TEXT EXCERPT ▸
'''
The property market is a prime example. Residential real estate accounts for 40% of the UK’s carbon emissions, and is increasingly subject to government regulations that will instigate a faster shift towards sustainability.

As of April 2025, changing Energy Performance Certificate (EPC) ratings will require almost three in five homes (58%) to improve their energy efficiency if they are to be let as a private rental.

National Landlord Investment Show – MPU

And with a fine of £30,000 for non-compliance, many landlords will need to invest – potentially quite significantly – in their properties to make the necessary renovations.

However, these renovations should be treated as an opportunity, rather than a legal requirement.

Indeed, as 42% of renters say they consider the environmental impact of a property before renting, and 82% of buyers say they would pay more for an energy efficient home, landlords have the chance in coming years to simultaneously combat the effects of climate change and enhance the marketability of their properties as well.

With this in mind, what do landlords need to know about upcoming regulations, and how can lenders support them to increase the overall sustainability of the property market?

Upcoming regulations

As noted above, the new regulations will tackle the energy efficiency of homes in the private rental sector. On a scale of A to G, with A being the most efficient, rented homes will have to qualify for an EPC rating of C or above.

Currently, the minimum rating is E; 12.6 million properties across the UK have a rating of D or lower, meaning a sizeable number of landlords will need to act. So, where can energy efficiency be improved?

Insulation

Improving the insulation of walls alone can decrease energy usage to heat and cool a property by 25%, with this number growing when the property is fitted with more efficient windows.

As such, landlords can expect to pay less in maintenance costs, as the property will be less susceptible to mould.

This area of renovation is likely to put the most pressure on a landlord’s finances.

However, increasing the insulation of a property will cut energy costs; this ought to make it easier to attract and retain tenants. Encouragingly, 18% of renters say they would pay more rent if new windows were installed.

Paired with the estimated premium of £40,000 that homes with sustainable features sell with, it is clear that landlords should expect to increase their profits by renovating their properties insulation.

On top of this, the Chancellor Rishi Sunak confirmed in the Spring Statement on 23 March that VAT will be reduced on energy saving materials (like solar panels, heat pumps and insulation) to 0% for the next five years.

As such, this area of renovation is likely to become much cheaper, increasing profit margins even further.

Electricity usage

Simpler changes to make include replacing lightbulbs and upgrading boilers.

Upgrading from old, inefficient boilers to new condensing boilers can increase efficiency by an estimated 34% and can reduce a tenant’s fuel bill by around 30%.

Indeed, 15% of renters would pay more rent if an efficient boiler and heating system was installed, and as condensing boilers become the norm, spare parts and repairs for old boilers will likely become much more expensive.

Similarly, replacing old lightbulbs with new Energy Star LEDs will reduce electricity consumption by 75%, and they will last for 25 times longer.

As such, landlords can reduce maintenance costs and tenant energy bills by replacing old lightbulbs and boilers, resulting in greater profitability for their property in the long run and, hopefully, happier tenants.
'''
WHAT IS REQUIRED ▸ Return, word for word, the part of the rental energy efficiency text that starts at the words "As such, this" and stops after the words "and upgrading boilers.". The listing is separate material with no connection to the rental energy efficiency text.

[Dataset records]
'''
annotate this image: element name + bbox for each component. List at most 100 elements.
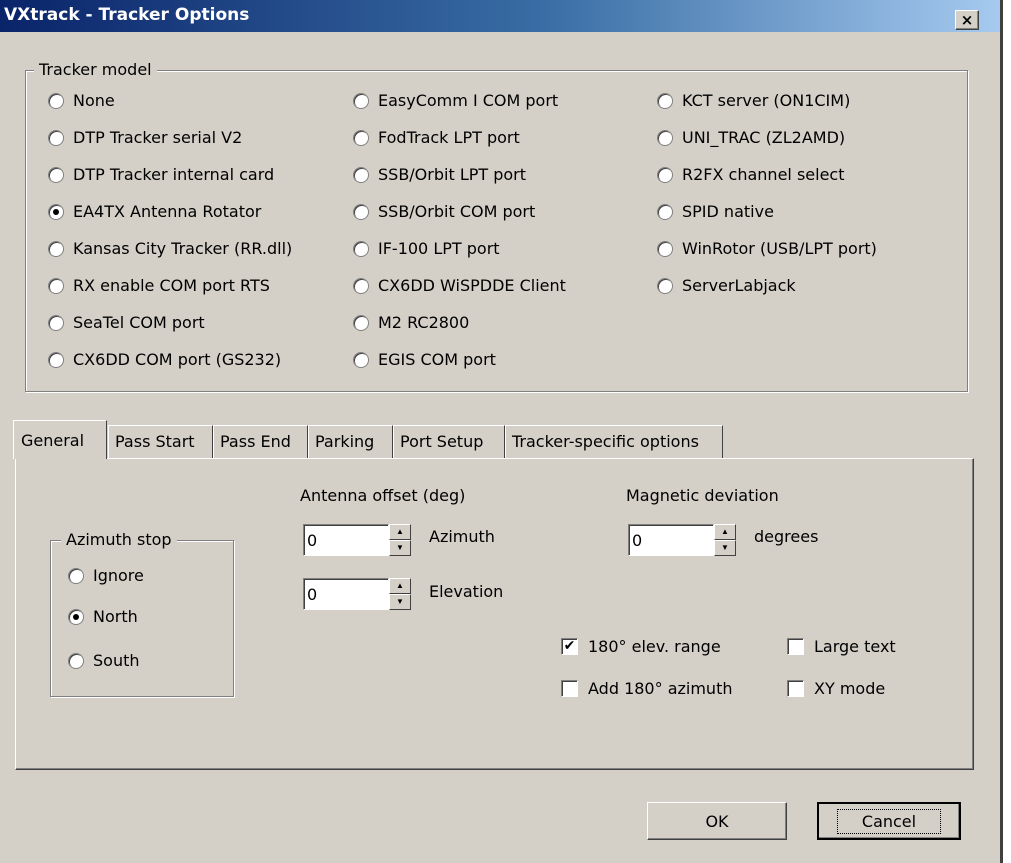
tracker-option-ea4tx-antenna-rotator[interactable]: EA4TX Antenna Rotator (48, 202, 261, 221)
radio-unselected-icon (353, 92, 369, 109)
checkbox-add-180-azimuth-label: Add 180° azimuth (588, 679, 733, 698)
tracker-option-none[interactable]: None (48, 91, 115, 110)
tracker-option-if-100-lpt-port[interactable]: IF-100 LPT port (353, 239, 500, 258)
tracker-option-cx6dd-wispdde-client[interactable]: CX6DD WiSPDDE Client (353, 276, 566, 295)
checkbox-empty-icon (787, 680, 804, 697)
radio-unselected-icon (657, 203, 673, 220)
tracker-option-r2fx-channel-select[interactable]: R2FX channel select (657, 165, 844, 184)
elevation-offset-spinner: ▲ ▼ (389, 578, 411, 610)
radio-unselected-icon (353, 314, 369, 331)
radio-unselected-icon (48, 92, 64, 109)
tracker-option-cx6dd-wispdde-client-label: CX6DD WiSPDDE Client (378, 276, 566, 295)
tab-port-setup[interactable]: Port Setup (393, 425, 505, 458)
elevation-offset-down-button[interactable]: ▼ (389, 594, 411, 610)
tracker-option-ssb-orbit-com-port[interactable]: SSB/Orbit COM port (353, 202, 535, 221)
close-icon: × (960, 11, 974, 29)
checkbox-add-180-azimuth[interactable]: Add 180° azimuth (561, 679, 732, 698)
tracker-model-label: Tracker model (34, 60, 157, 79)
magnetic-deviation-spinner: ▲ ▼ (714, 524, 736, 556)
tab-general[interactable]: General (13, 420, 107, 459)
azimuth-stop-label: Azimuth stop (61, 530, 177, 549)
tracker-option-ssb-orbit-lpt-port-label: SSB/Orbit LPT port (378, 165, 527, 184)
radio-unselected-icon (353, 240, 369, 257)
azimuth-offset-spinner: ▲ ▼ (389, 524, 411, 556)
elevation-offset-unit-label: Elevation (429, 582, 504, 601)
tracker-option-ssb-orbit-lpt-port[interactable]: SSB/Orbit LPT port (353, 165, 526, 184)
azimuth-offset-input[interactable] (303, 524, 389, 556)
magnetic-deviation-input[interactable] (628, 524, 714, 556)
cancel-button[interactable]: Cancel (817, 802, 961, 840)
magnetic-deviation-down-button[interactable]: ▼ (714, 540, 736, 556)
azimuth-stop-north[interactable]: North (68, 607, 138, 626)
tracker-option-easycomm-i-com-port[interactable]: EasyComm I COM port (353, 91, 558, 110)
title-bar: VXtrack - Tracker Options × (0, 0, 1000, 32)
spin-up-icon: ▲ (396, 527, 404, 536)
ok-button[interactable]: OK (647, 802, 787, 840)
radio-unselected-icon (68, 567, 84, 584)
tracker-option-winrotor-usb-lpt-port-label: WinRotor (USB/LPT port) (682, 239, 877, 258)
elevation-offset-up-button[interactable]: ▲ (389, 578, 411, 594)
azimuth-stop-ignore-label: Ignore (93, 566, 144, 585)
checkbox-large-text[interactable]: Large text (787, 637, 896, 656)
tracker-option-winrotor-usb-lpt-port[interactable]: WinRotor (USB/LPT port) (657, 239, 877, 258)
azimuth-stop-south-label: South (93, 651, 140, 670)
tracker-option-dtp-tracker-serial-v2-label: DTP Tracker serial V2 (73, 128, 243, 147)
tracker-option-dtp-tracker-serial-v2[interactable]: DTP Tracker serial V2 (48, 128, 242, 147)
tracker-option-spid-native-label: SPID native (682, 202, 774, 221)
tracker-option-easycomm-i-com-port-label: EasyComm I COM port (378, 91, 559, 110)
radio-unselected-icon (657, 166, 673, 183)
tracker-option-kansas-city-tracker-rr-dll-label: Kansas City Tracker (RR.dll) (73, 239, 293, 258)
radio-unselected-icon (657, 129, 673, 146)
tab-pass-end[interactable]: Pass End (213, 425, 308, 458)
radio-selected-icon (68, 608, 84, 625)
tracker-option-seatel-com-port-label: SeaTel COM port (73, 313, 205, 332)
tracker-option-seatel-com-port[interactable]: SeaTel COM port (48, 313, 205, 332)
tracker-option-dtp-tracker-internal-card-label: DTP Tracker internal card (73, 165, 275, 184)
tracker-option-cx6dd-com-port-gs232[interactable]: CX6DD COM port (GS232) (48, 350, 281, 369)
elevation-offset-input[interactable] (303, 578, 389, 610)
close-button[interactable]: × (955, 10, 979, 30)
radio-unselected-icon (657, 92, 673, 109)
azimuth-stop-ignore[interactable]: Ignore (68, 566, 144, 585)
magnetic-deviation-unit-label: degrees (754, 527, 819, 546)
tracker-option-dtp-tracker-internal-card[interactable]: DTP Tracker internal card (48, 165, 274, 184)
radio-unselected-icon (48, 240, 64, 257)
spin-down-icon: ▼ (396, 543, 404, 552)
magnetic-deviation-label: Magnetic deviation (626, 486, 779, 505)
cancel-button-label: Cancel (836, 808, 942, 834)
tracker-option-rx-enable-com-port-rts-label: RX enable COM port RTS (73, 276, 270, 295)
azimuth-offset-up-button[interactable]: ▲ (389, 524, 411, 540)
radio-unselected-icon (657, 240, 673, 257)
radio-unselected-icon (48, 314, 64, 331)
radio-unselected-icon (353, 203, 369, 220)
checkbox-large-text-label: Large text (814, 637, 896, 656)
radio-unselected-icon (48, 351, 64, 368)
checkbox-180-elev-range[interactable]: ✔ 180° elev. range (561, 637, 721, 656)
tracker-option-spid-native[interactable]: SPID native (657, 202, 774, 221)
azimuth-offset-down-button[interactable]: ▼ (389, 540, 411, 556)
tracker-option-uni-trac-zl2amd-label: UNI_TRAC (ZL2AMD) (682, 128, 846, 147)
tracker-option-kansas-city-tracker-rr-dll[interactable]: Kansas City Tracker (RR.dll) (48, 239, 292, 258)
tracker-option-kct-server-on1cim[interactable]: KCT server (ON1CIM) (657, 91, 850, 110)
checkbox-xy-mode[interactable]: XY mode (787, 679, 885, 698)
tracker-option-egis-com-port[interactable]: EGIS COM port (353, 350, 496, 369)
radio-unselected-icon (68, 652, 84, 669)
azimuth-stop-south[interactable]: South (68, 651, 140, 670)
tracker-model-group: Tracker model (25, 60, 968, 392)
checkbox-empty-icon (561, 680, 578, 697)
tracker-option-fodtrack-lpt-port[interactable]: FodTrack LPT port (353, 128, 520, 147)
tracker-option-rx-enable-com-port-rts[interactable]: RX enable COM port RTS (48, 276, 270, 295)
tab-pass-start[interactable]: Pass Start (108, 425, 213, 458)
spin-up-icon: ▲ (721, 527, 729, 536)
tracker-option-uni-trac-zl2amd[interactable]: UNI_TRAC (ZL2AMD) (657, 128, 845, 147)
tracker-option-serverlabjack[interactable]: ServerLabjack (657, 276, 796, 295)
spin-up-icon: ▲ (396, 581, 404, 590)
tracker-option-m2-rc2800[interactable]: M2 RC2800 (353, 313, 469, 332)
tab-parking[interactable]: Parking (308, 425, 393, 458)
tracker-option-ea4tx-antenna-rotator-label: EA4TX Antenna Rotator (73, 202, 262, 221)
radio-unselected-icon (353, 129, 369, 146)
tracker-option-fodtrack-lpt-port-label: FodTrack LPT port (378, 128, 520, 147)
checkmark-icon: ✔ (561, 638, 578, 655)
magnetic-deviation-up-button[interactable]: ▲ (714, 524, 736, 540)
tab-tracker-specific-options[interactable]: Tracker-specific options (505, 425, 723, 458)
'''
TASK ANSWER ▸
As such, this area of renovation is likely to become much cheaper, increasing profit margins even further.

Electricity usage

Simpler changes to make include replacing lightbulbs and upgrading boilers.